Present the following data again exactly as it is shown.

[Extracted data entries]
↓

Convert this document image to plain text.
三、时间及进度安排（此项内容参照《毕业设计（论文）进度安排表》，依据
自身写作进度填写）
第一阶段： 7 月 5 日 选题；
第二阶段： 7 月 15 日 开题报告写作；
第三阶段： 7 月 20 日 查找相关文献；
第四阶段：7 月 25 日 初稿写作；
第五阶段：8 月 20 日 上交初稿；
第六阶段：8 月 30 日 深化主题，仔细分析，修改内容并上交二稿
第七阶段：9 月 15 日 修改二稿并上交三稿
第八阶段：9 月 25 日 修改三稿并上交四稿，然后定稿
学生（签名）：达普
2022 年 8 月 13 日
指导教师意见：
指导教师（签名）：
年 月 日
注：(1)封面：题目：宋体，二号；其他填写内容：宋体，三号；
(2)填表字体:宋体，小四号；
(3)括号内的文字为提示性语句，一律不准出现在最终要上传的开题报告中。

↑

Task result:
Convert this document image to plain text.
三、时间及进度安排（此项内容参照《毕业设计（论文）进度安排表》，依据
自身写作进度填写）
第一阶段： 7 月 5 日 选题；
第二阶段： 7 月 15 日 开题报告写作；
第三阶段： 7 月 20 日 查找相关文献；
第四阶段：7 月 25 日 初稿写作；
第五阶段：8 月 20 日 上交初稿；
第六阶段：8 月 30 日 深化主题，仔细分析，修改内容并上交二稿
第七阶段：9 月 15 日 修改二稿并上交三稿
第八阶段：9 月 25 日 修改三稿并上交四稿，然后定稿
学生（签名）：达普
2022 年 8 月 13 日
指导教师意见：
指导教师（签名）：
年 月 日
注：(1)封面：题目：宋体，二号；其他填写内容：宋体，三号；
(2)填表字体:宋体，小四号；
(3)括号内的文字为提示性语句，一律不准出现在最终要上传的开题报告中。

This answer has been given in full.